Send each entry back exactly as given, pictures excluded.

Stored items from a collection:
---*---
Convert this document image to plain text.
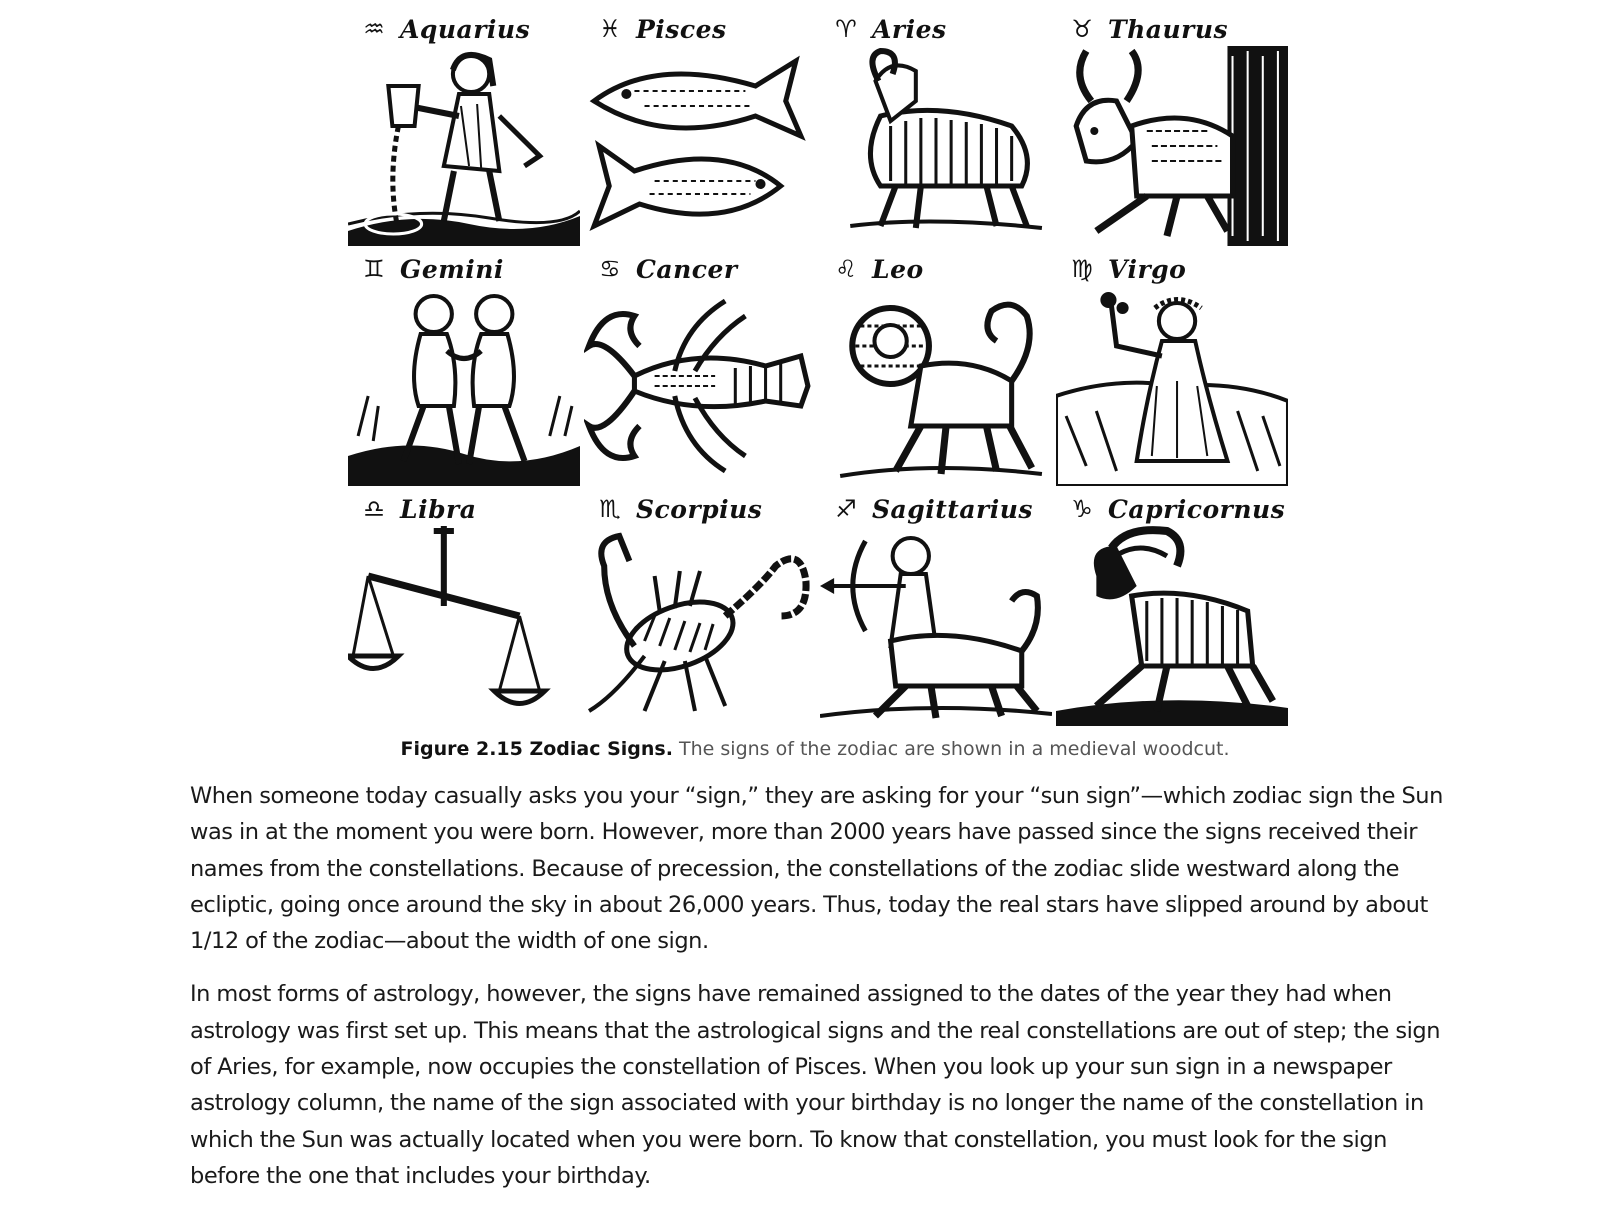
♒ Aquarius	♓ Pisces	♈ Aries	♉ Thaurus
♊ Gemini	♋ Cancer	♌ Leo	♍ Virgo
♎ Libra	♏ Scorpius	♐ Sagittarius	♑ Capricornus
Figure 2.15 Zodiac Signs. The signs of the zodiac are shown in a medieval woodcut.

When someone today casually asks you your “sign,” they are asking for your “sun sign”—which zodiac sign the Sun was in at the moment you were born. However, more than 2000 years have passed since the signs received their names from the constellations. Because of precession, the constellations of the zodiac slide westward along the ecliptic, going once around the sky in about 26,000 years. Thus, today the real stars have slipped around by about 1/12 of the zodiac—about the width of one sign.

In most forms of astrology, however, the signs have remained assigned to the dates of the year they had when astrology was first set up. This means that the astrological signs and the real constellations are out of step; the sign of Aries, for example, now occupies the constellation of Pisces. When you look up your sun sign in a newspaper astrology column, the name of the sign associated with your birthday is no longer the name of the constellation in which the Sun was actually located when you were born. To know that constellation, you must look for the sign before the one that includes your birthday.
---*---
# SOLUTION TO THIS PROBLEM:
Convert this document image to plain text.
♒ Aquarius	♓ Pisces	♈ Aries	♉ Thaurus
♊ Gemini	♋ Cancer	♌ Leo	♍ Virgo
♎ Libra	♏ Scorpius	♐ Sagittarius	♑ Capricornus
Figure 2.15 Zodiac Signs. The signs of the zodiac are shown in a medieval woodcut.

When someone today casually asks you your “sign,” they are asking for your “sun sign”—which zodiac sign the Sun was in at the moment you were born. However, more than 2000 years have passed since the signs received their names from the constellations. Because of precession, the constellations of the zodiac slide westward along the ecliptic, going once around the sky in about 26,000 years. Thus, today the real stars have slipped around by about 1/12 of the zodiac—about the width of one sign.

In most forms of astrology, however, the signs have remained assigned to the dates of the year they had when astrology was first set up. This means that the astrological signs and the real constellations are out of step; the sign of Aries, for example, now occupies the constellation of Pisces. When you look up your sun sign in a newspaper astrology column, the name of the sign associated with your birthday is no longer the name of the constellation in which the Sun was actually located when you were born. To know that constellation, you must look for the sign before the one that includes your birthday.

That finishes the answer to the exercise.